> [Dataset entries]
──────────

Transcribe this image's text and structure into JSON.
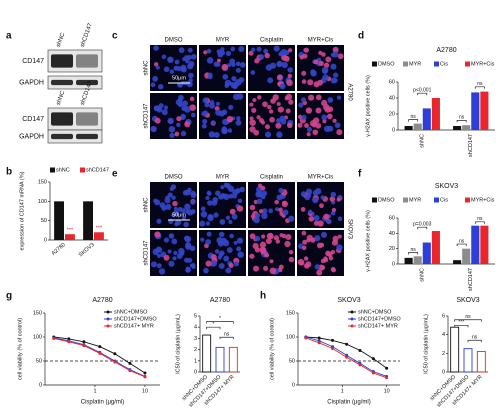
{
  "panels": [
    "a",
    "b",
    "c",
    "d",
    "e",
    "f",
    "g",
    "h"
  ],
  "blots": [
    {
      "lanes": [
        "shNC",
        "shCD147"
      ],
      "rows": [
        "CD147",
        "GAPDH"
      ]
    },
    {
      "lanes": [
        "shNC",
        "shCD147"
      ],
      "rows": [
        "CD147",
        "GAPDH"
      ]
    }
  ],
  "microscopy": [
    {
      "columns": [
        "DMSO",
        "MYR",
        "Cisplatin",
        "MYR+Cis"
      ],
      "rows": [
        "shNC",
        "shCD147"
      ],
      "cell_line": "A2780",
      "scale_bar": "50μm"
    },
    {
      "columns": [
        "DMSO",
        "MYR",
        "Cisplatin",
        "MYR+Cis"
      ],
      "rows": [
        "shNC",
        "shCD147"
      ],
      "cell_line": "SKOV3",
      "scale_bar": "50μm"
    }
  ],
  "chart_data": [
    {
      "type": "bar",
      "y_label": "expression of CD147 mRNA  (%)",
      "categories": [
        "A2780",
        "SKOV3"
      ],
      "series": [
        {
          "name": "shNC",
          "color": "#111111",
          "values": [
            100,
            100
          ]
        },
        {
          "name": "shCD147",
          "color": "#e8262b",
          "values": [
            15,
            20
          ]
        }
      ],
      "ylim": [
        0,
        150
      ],
      "yticks": [
        0,
        50,
        100,
        150
      ],
      "annotations": [
        "***",
        "***"
      ]
    },
    {
      "type": "bar",
      "title": "A2780",
      "y_label": "γ-H2AX positive cells (%)",
      "categories": [
        "shNC",
        "shCD147"
      ],
      "series": [
        {
          "name": "DMSO",
          "color": "#111111",
          "values": [
            5,
            5
          ]
        },
        {
          "name": "MYR",
          "color": "#8c8c8c",
          "values": [
            8,
            6
          ]
        },
        {
          "name": "Cis",
          "color": "#2c3fd6",
          "values": [
            27,
            47
          ]
        },
        {
          "name": "MYR+Cis",
          "color": "#e8262b",
          "values": [
            40,
            48
          ]
        }
      ],
      "ylim": [
        0,
        60
      ],
      "yticks": [
        0,
        20,
        40,
        60
      ],
      "annotations": [
        "ns",
        "p<0.001",
        "ns",
        "ns"
      ]
    },
    {
      "type": "bar",
      "title": "SKOV3",
      "y_label": "γ-H2AX positive cells (%)",
      "categories": [
        "shNC",
        "shCD147"
      ],
      "series": [
        {
          "name": "DMSO",
          "color": "#111111",
          "values": [
            8,
            5
          ]
        },
        {
          "name": "MYR",
          "color": "#8c8c8c",
          "values": [
            10,
            20
          ]
        },
        {
          "name": "Cis",
          "color": "#2c3fd6",
          "values": [
            28,
            50
          ]
        },
        {
          "name": "MYR+Cis",
          "color": "#e8262b",
          "values": [
            43,
            50
          ]
        }
      ],
      "ylim": [
        0,
        60
      ],
      "yticks": [
        0,
        20,
        40,
        60
      ],
      "annotations": [
        "ns",
        "p=0.003",
        "ns",
        "ns"
      ]
    },
    {
      "type": "line",
      "title": "A2780",
      "x_label": "Cisplatin (μg/ml)",
      "y_label": "cell viability (% of control)",
      "log_x": true,
      "x": [
        0.15,
        0.3,
        0.6,
        1.25,
        2.5,
        5,
        10
      ],
      "series": [
        {
          "name": "shNC+DMSO",
          "color": "#111111",
          "values": [
            100,
            96,
            90,
            80,
            65,
            45,
            25
          ]
        },
        {
          "name": "shCD147+DMSO",
          "color": "#2c3fd6",
          "values": [
            98,
            92,
            84,
            68,
            50,
            32,
            18
          ]
        },
        {
          "name": "shCD147+ MYR",
          "color": "#e8262b",
          "values": [
            97,
            90,
            82,
            66,
            48,
            30,
            17
          ]
        }
      ],
      "xlim": [
        0.1,
        20
      ],
      "xticks": [
        1,
        10
      ],
      "ylim": [
        0,
        150
      ],
      "yticks": [
        0,
        50,
        100,
        150
      ],
      "hline": 50
    },
    {
      "type": "bar",
      "title": "A2780",
      "y_label": "IC50 of cisplatin (μg/mL)",
      "categories": [
        "shNC+DMSO",
        "shCD147+DMSO",
        "shCD147+ MYR"
      ],
      "values": [
        3.3,
        2.2,
        2.2
      ],
      "colors": [
        "#111111",
        "#2c3fd6",
        "#e8262b"
      ],
      "ylim": [
        0,
        5
      ],
      "yticks": [
        0,
        1,
        2,
        3,
        4,
        5
      ],
      "annotations": [
        "*",
        "*",
        "ns"
      ]
    },
    {
      "type": "line",
      "title": "SKOV3",
      "x_label": "Cisplatin (μg/ml)",
      "y_label": "cell viability (% of control)",
      "log_x": true,
      "x": [
        0.15,
        0.3,
        0.6,
        1.25,
        2.5,
        5,
        10
      ],
      "series": [
        {
          "name": "shNC+DMSO",
          "color": "#111111",
          "values": [
            100,
            98,
            93,
            85,
            72,
            55,
            35
          ]
        },
        {
          "name": "shCD147+DMSO",
          "color": "#2c3fd6",
          "values": [
            100,
            92,
            80,
            62,
            45,
            28,
            18
          ]
        },
        {
          "name": "shCD147+ MYR",
          "color": "#e8262b",
          "values": [
            98,
            88,
            76,
            58,
            42,
            25,
            15
          ]
        }
      ],
      "xlim": [
        0.1,
        20
      ],
      "xticks": [
        1,
        10
      ],
      "ylim": [
        0,
        150
      ],
      "yticks": [
        0,
        50,
        100,
        150
      ],
      "hline": 50
    },
    {
      "type": "bar",
      "title": "SKOV3",
      "y_label": "IC50 of cisplatin (μg/mL)",
      "categories": [
        "shNC+DMSO",
        "shCD147+DMSO",
        "shCD147+ MYR"
      ],
      "values": [
        4.8,
        2.5,
        2.2
      ],
      "colors": [
        "#111111",
        "#2c3fd6",
        "#e8262b"
      ],
      "ylim": [
        0,
        6
      ],
      "yticks": [
        0,
        2,
        4,
        6
      ],
      "annotations": [
        "***",
        "ns",
        "ns"
      ]
    }
  ]
}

──────────

> [PROBLEM STATEMENT]
Return every entry above exactly. Pictures stay out.

> [ANSWER TO THIS PROBLEM]
Transcribe this image's text and structure into JSON.
{
  "panels": [
    "a",
    "b",
    "c",
    "d",
    "e",
    "f",
    "g",
    "h"
  ],
  "blots": [
    {
      "lanes": [
        "shNC",
        "shCD147"
      ],
      "rows": [
        "CD147",
        "GAPDH"
      ]
    },
    {
      "lanes": [
        "shNC",
        "shCD147"
      ],
      "rows": [
        "CD147",
        "GAPDH"
      ]
    }
  ],
  "microscopy": [
    {
      "columns": [
        "DMSO",
        "MYR",
        "Cisplatin",
        "MYR+Cis"
      ],
      "rows": [
        "shNC",
        "shCD147"
      ],
      "cell_line": "A2780",
      "scale_bar": "50μm"
    },
    {
      "columns": [
        "DMSO",
        "MYR",
        "Cisplatin",
        "MYR+Cis"
      ],
      "rows": [
        "shNC",
        "shCD147"
      ],
      "cell_line": "SKOV3",
      "scale_bar": "50μm"
    }
  ],
  "chart_data": [
    {
      "type": "bar",
      "y_label": "expression of CD147 mRNA  (%)",
      "categories": [
        "A2780",
        "SKOV3"
      ],
      "series": [
        {
          "name": "shNC",
          "color": "#111111",
          "values": [
            100,
            100
          ]
        },
        {
          "name": "shCD147",
          "color": "#e8262b",
          "values": [
            15,
            20
          ]
        }
      ],
      "ylim": [
        0,
        150
      ],
      "yticks": [
        0,
        50,
        100,
        150
      ],
      "annotations": [
        "***",
        "***"
      ]
    },
    {
      "type": "bar",
      "title": "A2780",
      "y_label": "γ-H2AX positive cells (%)",
      "categories": [
        "shNC",
        "shCD147"
      ],
      "series": [
        {
          "name": "DMSO",
          "color": "#111111",
          "values": [
            5,
            5
          ]
        },
        {
          "name": "MYR",
          "color": "#8c8c8c",
          "values": [
            8,
            6
          ]
        },
        {
          "name": "Cis",
          "color": "#2c3fd6",
          "values": [
            27,
            47
          ]
        },
        {
          "name": "MYR+Cis",
          "color": "#e8262b",
          "values": [
            40,
            48
          ]
        }
      ],
      "ylim": [
        0,
        60
      ],
      "yticks": [
        0,
        20,
        40,
        60
      ],
      "annotations": [
        "ns",
        "p<0.001",
        "ns",
        "ns"
      ]
    },
    {
      "type": "bar",
      "title": "SKOV3",
      "y_label": "γ-H2AX positive cells (%)",
      "categories": [
        "shNC",
        "shCD147"
      ],
      "series": [
        {
          "name": "DMSO",
          "color": "#111111",
          "values": [
            8,
            5
          ]
        },
        {
          "name": "MYR",
          "color": "#8c8c8c",
          "values": [
            10,
            20
          ]
        },
        {
          "name": "Cis",
          "color": "#2c3fd6",
          "values": [
            28,
            50
          ]
        },
        {
          "name": "MYR+Cis",
          "color": "#e8262b",
          "values": [
            43,
            50
          ]
        }
      ],
      "ylim": [
        0,
        60
      ],
      "yticks": [
        0,
        20,
        40,
        60
      ],
      "annotations": [
        "ns",
        "p=0.003",
        "ns",
        "ns"
      ]
    },
    {
      "type": "line",
      "title": "A2780",
      "x_label": "Cisplatin (μg/ml)",
      "y_label": "cell viability (% of control)",
      "log_x": true,
      "x": [
        0.15,
        0.3,
        0.6,
        1.25,
        2.5,
        5,
        10
      ],
      "series": [
        {
          "name": "shNC+DMSO",
          "color": "#111111",
          "values": [
            100,
            96,
            90,
            80,
            65,
            45,
            25
          ]
        },
        {
          "name": "shCD147+DMSO",
          "color": "#2c3fd6",
          "values": [
            98,
            92,
            84,
            68,
            50,
            32,
            18
          ]
        },
        {
          "name": "shCD147+ MYR",
          "color": "#e8262b",
          "values": [
            97,
            90,
            82,
            66,
            48,
            30,
            17
          ]
        }
      ],
      "xlim": [
        0.1,
        20
      ],
      "xticks": [
        1,
        10
      ],
      "ylim": [
        0,
        150
      ],
      "yticks": [
        0,
        50,
        100,
        150
      ],
      "hline": 50
    },
    {
      "type": "bar",
      "title": "A2780",
      "y_label": "IC50 of cisplatin (μg/mL)",
      "categories": [
        "shNC+DMSO",
        "shCD147+DMSO",
        "shCD147+ MYR"
      ],
      "values": [
        3.3,
        2.2,
        2.2
      ],
      "colors": [
        "#111111",
        "#2c3fd6",
        "#e8262b"
      ],
      "ylim": [
        0,
        5
      ],
      "yticks": [
        0,
        1,
        2,
        3,
        4,
        5
      ],
      "annotations": [
        "*",
        "*",
        "ns"
      ]
    },
    {
      "type": "line",
      "title": "SKOV3",
      "x_label": "Cisplatin (μg/ml)",
      "y_label": "cell viability (% of control)",
      "log_x": true,
      "x": [
        0.15,
        0.3,
        0.6,
        1.25,
        2.5,
        5,
        10
      ],
      "series": [
        {
          "name": "shNC+DMSO",
          "color": "#111111",
          "values": [
            100,
            98,
            93,
            85,
            72,
            55,
            35
          ]
        },
        {
          "name": "shCD147+DMSO",
          "color": "#2c3fd6",
          "values": [
            100,
            92,
            80,
            62,
            45,
            28,
            18
          ]
        },
        {
          "name": "shCD147+ MYR",
          "color": "#e8262b",
          "values": [
            98,
            88,
            76,
            58,
            42,
            25,
            15
          ]
        }
      ],
      "xlim": [
        0.1,
        20
      ],
      "xticks": [
        1,
        10
      ],
      "ylim": [
        0,
        150
      ],
      "yticks": [
        0,
        50,
        100,
        150
      ],
      "hline": 50
    },
    {
      "type": "bar",
      "title": "SKOV3",
      "y_label": "IC50 of cisplatin (μg/mL)",
      "categories": [
        "shNC+DMSO",
        "shCD147+DMSO",
        "shCD147+ MYR"
      ],
      "values": [
        4.8,
        2.5,
        2.2
      ],
      "colors": [
        "#111111",
        "#2c3fd6",
        "#e8262b"
      ],
      "ylim": [
        0,
        6
      ],
      "yticks": [
        0,
        2,
        4,
        6
      ],
      "annotations": [
        "***",
        "ns",
        "ns"
      ]
    }
  ]
}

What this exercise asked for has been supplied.